» The data:
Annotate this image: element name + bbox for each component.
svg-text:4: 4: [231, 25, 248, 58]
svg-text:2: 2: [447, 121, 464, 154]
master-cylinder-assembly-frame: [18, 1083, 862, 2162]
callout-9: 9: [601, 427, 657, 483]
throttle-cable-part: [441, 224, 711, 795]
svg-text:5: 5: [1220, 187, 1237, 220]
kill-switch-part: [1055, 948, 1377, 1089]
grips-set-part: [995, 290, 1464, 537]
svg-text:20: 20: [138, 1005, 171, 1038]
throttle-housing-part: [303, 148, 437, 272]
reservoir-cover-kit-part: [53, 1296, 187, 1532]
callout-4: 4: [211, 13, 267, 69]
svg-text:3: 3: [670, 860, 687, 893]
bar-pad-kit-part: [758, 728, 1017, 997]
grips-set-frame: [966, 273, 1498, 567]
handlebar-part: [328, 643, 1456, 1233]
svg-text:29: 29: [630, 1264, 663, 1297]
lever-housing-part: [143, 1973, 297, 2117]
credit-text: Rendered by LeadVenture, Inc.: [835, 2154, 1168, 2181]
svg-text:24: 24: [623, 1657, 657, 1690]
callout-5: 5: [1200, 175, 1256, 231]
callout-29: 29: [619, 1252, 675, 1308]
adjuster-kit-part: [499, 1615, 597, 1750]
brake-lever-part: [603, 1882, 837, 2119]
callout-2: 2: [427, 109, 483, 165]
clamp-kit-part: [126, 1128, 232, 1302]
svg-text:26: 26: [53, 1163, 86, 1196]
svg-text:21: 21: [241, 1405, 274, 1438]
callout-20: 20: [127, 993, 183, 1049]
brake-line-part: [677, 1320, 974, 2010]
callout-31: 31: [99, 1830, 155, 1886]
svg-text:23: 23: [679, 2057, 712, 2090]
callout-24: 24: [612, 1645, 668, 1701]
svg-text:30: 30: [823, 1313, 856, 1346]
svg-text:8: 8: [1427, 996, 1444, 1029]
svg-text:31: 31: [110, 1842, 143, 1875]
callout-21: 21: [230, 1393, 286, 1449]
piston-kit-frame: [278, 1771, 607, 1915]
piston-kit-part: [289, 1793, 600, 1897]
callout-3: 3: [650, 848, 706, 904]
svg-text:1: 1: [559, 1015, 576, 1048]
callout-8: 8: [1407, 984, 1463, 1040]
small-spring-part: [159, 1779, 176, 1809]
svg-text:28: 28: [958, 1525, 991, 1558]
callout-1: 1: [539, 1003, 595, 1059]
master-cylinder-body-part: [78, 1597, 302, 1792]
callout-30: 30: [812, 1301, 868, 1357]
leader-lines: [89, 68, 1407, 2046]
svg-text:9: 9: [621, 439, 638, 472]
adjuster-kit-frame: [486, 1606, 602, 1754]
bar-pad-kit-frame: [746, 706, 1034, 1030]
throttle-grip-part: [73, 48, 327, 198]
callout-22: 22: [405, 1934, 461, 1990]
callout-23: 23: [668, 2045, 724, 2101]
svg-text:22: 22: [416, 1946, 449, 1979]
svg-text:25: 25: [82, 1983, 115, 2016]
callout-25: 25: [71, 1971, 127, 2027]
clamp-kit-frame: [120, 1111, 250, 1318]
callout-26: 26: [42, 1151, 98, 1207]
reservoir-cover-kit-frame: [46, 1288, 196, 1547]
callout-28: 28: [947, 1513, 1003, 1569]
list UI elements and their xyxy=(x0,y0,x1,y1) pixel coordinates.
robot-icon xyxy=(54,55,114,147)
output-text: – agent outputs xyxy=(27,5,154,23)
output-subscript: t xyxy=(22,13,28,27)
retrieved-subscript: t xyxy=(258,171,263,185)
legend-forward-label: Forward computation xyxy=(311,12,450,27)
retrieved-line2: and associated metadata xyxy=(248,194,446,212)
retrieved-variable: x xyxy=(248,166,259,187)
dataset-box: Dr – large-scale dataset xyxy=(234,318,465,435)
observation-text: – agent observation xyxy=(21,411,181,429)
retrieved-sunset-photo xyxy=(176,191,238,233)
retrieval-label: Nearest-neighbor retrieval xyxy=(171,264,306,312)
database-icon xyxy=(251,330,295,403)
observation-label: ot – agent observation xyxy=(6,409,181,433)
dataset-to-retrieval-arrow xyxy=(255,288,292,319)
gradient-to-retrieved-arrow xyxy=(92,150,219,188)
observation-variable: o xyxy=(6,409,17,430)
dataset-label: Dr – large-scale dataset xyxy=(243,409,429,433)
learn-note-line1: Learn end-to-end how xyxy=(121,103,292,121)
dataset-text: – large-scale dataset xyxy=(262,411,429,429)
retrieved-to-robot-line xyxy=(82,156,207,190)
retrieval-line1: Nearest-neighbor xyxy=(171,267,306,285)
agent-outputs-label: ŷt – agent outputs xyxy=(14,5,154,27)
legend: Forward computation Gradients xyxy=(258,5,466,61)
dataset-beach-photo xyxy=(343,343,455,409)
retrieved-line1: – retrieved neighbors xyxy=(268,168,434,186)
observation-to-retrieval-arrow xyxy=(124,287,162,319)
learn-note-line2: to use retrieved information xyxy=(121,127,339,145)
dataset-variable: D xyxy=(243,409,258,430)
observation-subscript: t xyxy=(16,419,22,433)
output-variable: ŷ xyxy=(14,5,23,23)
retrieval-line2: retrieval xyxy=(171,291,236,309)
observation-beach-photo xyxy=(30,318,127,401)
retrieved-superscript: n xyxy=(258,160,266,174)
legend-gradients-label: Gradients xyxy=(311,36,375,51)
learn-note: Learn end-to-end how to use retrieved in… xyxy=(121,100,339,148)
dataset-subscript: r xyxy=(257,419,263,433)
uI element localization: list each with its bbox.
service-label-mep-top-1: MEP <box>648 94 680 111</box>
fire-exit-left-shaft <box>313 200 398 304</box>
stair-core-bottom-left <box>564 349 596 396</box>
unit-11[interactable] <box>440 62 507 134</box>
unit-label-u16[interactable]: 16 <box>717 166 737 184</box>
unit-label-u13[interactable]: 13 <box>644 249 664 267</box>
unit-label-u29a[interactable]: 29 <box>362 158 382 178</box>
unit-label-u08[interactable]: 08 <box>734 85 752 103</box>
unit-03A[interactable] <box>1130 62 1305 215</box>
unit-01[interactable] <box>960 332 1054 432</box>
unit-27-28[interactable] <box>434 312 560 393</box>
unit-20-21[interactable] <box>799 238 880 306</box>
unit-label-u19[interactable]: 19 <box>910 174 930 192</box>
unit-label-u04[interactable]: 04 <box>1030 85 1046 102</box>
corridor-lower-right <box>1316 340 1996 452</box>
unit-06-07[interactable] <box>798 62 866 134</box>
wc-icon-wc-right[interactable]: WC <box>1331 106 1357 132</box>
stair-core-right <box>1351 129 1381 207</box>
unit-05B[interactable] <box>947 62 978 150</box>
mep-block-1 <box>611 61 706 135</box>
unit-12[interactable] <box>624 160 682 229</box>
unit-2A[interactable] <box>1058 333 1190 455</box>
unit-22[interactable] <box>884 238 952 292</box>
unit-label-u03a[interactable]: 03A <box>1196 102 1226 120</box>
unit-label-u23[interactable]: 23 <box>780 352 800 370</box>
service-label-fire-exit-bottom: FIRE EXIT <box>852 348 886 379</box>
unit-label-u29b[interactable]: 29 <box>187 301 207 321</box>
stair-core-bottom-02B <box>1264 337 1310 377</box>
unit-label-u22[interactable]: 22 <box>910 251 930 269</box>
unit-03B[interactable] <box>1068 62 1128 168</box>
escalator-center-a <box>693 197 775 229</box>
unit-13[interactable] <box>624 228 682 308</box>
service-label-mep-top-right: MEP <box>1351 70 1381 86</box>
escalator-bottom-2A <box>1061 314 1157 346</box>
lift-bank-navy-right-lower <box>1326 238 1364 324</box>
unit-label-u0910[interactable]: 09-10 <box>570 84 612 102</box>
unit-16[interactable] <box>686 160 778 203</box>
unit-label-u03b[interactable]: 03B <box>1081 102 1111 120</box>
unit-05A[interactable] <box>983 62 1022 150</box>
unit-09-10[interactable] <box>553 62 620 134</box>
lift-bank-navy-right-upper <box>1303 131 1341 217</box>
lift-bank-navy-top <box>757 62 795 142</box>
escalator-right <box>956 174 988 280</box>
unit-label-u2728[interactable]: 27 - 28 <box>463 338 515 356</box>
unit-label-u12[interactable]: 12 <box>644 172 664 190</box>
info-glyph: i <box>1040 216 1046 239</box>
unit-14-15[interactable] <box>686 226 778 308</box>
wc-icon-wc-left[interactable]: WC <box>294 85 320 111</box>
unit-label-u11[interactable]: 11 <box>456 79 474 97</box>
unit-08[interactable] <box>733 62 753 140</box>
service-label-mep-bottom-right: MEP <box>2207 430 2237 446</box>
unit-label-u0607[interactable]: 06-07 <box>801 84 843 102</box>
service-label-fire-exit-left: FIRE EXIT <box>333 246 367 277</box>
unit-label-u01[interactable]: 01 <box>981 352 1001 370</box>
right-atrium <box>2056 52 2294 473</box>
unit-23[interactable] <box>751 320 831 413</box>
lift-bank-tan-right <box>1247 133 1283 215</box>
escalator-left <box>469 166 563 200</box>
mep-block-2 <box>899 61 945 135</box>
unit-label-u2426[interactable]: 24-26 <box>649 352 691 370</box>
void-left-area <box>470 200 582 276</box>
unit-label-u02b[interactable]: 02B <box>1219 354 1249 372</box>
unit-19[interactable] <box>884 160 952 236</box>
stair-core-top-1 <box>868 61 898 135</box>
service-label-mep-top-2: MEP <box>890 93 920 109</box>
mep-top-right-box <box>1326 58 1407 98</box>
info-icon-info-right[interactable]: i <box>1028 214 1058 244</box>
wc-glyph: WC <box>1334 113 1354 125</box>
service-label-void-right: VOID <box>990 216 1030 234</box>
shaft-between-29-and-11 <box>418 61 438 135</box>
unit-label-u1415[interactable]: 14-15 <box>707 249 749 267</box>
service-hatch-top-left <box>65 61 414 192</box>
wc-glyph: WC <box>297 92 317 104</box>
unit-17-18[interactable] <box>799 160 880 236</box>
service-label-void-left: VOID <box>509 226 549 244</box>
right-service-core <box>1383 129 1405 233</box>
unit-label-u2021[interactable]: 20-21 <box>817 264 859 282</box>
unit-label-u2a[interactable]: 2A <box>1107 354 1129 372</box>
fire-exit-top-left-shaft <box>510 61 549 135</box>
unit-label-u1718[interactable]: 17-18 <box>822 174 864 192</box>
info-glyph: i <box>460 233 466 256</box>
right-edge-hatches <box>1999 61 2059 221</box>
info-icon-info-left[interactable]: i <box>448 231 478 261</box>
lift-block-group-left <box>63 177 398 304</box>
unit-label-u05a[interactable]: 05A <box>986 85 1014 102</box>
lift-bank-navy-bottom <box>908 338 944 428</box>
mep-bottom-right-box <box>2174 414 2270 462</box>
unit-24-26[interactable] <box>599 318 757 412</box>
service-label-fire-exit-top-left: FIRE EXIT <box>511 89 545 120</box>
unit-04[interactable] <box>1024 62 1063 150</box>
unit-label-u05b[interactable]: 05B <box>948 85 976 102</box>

» What this task involves: Reproduce the material verbatim from its first line through the line containing "svg-text:20: 20: [138, 1005, 171, 1038]", including both.

» Response below:
Annotate this image: element name + bbox for each component.
svg-text:4: 4: [231, 25, 248, 58]
svg-text:2: 2: [447, 121, 464, 154]
master-cylinder-assembly-frame: [18, 1083, 862, 2162]
callout-9: 9: [601, 427, 657, 483]
throttle-cable-part: [441, 224, 711, 795]
svg-text:5: 5: [1220, 187, 1237, 220]
kill-switch-part: [1055, 948, 1377, 1089]
grips-set-part: [995, 290, 1464, 537]
svg-text:20: 20: [138, 1005, 171, 1038]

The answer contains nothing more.